_What you will do_:
Scan the records for the word "Shunde". Copy each line that includes it.

Stored data:

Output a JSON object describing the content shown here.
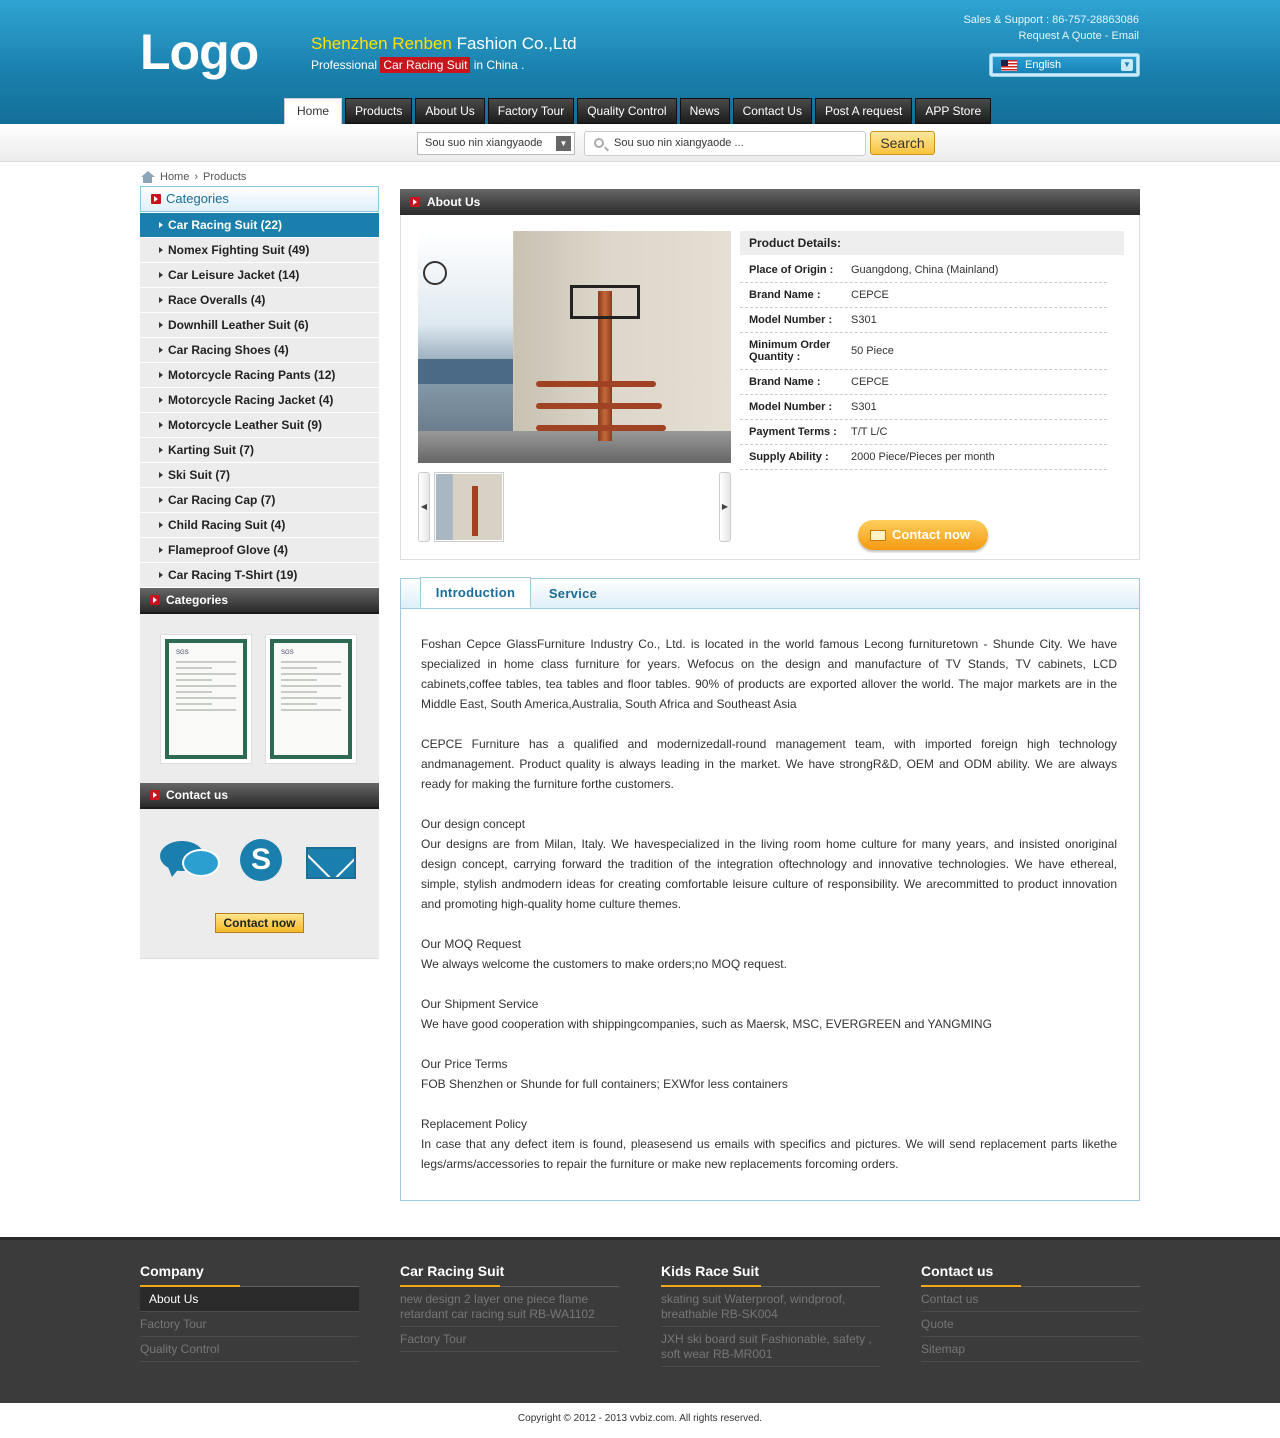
{
  "header": {
    "logo": "Logo",
    "company_yellow": "Shenzhen Renben",
    "company_rest": " Fashion Co.,Ltd",
    "tagline_pre": "Professional ",
    "tagline_highlight": "Car Racing Suit",
    "tagline_post": " in China .",
    "support": "Sales & Support : 86-757-28863086",
    "request_quote": "Request A Quote",
    "separator": "-",
    "email": "Email",
    "language": "English",
    "flag_icon": "us-flag-icon"
  },
  "nav": [
    "Home",
    "Products",
    "About Us",
    "Factory Tour",
    "Quality Control",
    "News",
    "Contact Us",
    "Post A request",
    "APP Store"
  ],
  "search": {
    "select_value": "Sou suo nin xiangyaode",
    "input_placeholder": "Sou suo nin xiangyaode ...",
    "button": "Search"
  },
  "breadcrumb": [
    "Home",
    "Products"
  ],
  "sidebar": {
    "categories_title": "Categories",
    "categories": [
      "Car Racing Suit (22)",
      "Nomex Fighting Suit (49)",
      "Car Leisure Jacket (14)",
      "Race Overalls (4)",
      "Downhill Leather Suit (6)",
      "Car Racing Shoes (4)",
      "Motorcycle Racing Pants (12)",
      "Motorcycle Racing Jacket (4)",
      "Motorcycle Leather Suit (9)",
      "Karting Suit (7)",
      "Ski Suit (7)",
      "Car Racing Cap (7)",
      "Child Racing Suit (4)",
      "Flameproof Glove (4)",
      "Car Racing T-Shirt (19)"
    ],
    "certs_title": "Categories",
    "cert_label": "SGS",
    "contact_title": "Contact us",
    "contact_button": "Contact now"
  },
  "about": {
    "title": "About Us",
    "details_title": "Product Details:",
    "details": [
      {
        "k": "Place of Origin :",
        "v": "Guangdong, China (Mainland)"
      },
      {
        "k": "Brand Name :",
        "v": "CEPCE"
      },
      {
        "k": "Model Number :",
        "v": "S301"
      },
      {
        "k": "Minimum Order Quantity :",
        "v": "50 Piece"
      },
      {
        "k": "Brand Name :",
        "v": "CEPCE"
      },
      {
        "k": "Model Number :",
        "v": "S301"
      },
      {
        "k": "Payment Terms :",
        "v": "T/T L/C"
      },
      {
        "k": "Supply Ability :",
        "v": "2000 Piece/Pieces per month"
      }
    ],
    "contact_button": "Contact now"
  },
  "tabs": [
    "Introduction",
    "Service"
  ],
  "intro": [
    "Foshan Cepce GlassFurniture Industry Co., Ltd. is located in the world famous Lecong furnituretown - Shunde City. We have specialized in home class furniture for years. Wefocus on the design and manufacture of TV Stands, TV cabinets, LCD cabinets,coffee tables, tea tables and floor tables. 90% of products are exported allover the world. The major markets are in the Middle East, South America,Australia, South Africa and Southeast Asia",
    "",
    "CEPCE Furniture has a qualified and modernizedall-round management team, with imported foreign high technology andmanagement. Product quality is always leading in the market. We have strongR&D, OEM and ODM ability. We are always ready for making the furniture forthe customers.",
    "",
    "Our design concept",
    "Our designs are from Milan, Italy. We havespecialized in the living room home culture for many years, and insisted onoriginal design concept, carrying forward the tradition of the integration oftechnology and innovative technologies. We have ethereal, simple, stylish andmodern ideas for creating comfortable leisure culture of responsibility. We arecommitted to product innovation and promoting high-quality home culture themes.",
    "",
    "Our MOQ Request",
    "We always welcome the customers to make orders;no MOQ request.",
    "",
    "Our Shipment Service",
    "We have good cooperation with shippingcompanies, such as Maersk, MSC, EVERGREEN and YANGMING",
    "",
    "Our Price Terms",
    "FOB Shenzhen or Shunde for full containers; EXWfor less containers",
    "",
    "Replacement Policy",
    "In case that any defect item is found, pleasesend us emails with specifics and pictures. We will send replacement parts likethe legs/arms/accessories to repair the furniture or make new replacements forcoming orders."
  ],
  "footer": {
    "cols": [
      {
        "title": "Company",
        "links": [
          "About Us",
          "Factory Tour",
          "Quality Control"
        ]
      },
      {
        "title": "Car Racing Suit",
        "links": [
          "new design 2 layer one piece flame retardant car racing suit RB-WA1102",
          "Factory Tour"
        ]
      },
      {
        "title": "Kids Race Suit",
        "links": [
          "skating suit Waterproof, windproof, breathable RB-SK004",
          "JXH ski board suit Fashionable, safety , soft wear RB-MR001"
        ]
      },
      {
        "title": "Contact us",
        "links": [
          "Contact us",
          "Quote",
          "Sitemap"
        ]
      }
    ],
    "copyright": "Copyright © 2012 - 2013 vvbiz.com. All rights reserved."
  },
  "colors": {
    "accent": "#1a7fac",
    "highlight": "#c8141c",
    "gold": "#f0a818"
  }
}
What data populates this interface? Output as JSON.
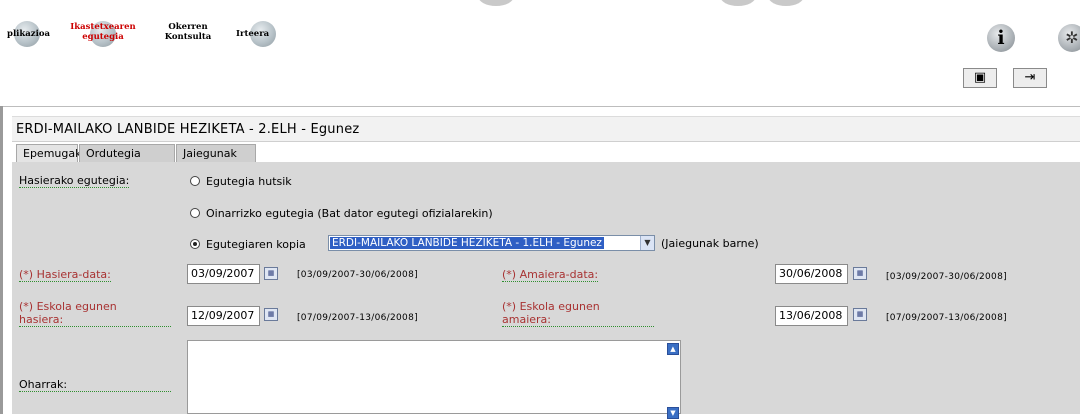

_Correct output_:
    "Foshan Cepce GlassFurniture Industry Co., Ltd. is located in the world famous Lecong furnituretown - Shunde City. We have specialized in home class furniture for years. Wefocus on the design and manufacture of TV Stands, TV cabinets, LCD cabinets,coffee tables, tea tables and floor tables. 90% of products are exported allover the world. The major markets are in the Middle East, South America,Australia, South Africa and Southeast Asia",
    "FOB Shenzhen or Shunde for full containers; EXWfor less containers",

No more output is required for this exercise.